▶ **TASK REQUIREMENTS**:
Go through the listing beneath this task and return every line that carries the string "Reviewer".
----- TASK INPUT -----
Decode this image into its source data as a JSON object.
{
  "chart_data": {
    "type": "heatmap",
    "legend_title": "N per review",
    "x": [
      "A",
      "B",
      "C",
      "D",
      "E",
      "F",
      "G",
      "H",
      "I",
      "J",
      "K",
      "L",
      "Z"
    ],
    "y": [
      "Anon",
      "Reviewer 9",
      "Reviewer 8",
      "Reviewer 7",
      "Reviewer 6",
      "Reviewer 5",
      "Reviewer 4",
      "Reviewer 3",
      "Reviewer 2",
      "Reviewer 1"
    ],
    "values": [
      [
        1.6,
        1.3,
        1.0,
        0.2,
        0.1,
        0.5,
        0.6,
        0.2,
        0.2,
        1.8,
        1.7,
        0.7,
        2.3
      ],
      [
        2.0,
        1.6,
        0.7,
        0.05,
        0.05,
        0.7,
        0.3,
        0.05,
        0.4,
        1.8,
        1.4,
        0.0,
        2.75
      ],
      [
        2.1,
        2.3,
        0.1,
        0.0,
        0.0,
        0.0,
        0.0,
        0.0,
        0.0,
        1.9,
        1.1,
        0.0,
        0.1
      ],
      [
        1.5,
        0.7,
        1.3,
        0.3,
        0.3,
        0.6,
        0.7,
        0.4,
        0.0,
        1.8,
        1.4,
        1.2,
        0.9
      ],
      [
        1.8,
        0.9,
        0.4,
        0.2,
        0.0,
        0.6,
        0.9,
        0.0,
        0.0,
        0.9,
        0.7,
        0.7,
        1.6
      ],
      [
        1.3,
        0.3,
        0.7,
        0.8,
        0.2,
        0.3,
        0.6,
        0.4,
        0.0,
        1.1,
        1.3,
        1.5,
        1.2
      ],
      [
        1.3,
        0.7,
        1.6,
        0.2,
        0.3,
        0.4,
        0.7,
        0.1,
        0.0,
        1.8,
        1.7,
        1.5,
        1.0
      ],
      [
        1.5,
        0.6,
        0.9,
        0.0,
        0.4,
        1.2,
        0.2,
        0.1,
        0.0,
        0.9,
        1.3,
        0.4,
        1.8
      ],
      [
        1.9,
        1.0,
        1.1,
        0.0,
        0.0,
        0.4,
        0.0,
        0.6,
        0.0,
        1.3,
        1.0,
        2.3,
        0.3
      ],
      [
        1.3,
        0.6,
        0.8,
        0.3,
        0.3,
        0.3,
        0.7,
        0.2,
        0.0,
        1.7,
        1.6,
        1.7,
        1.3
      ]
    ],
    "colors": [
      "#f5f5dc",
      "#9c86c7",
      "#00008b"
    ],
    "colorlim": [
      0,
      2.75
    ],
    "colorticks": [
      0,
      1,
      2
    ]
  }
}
-----
▶ **TASK SOLUTION**:
      "Reviewer 9",
      "Reviewer 8",
      "Reviewer 7",
      "Reviewer 6",
      "Reviewer 5",
      "Reviewer 4",
      "Reviewer 3",
      "Reviewer 2",
      "Reviewer 1"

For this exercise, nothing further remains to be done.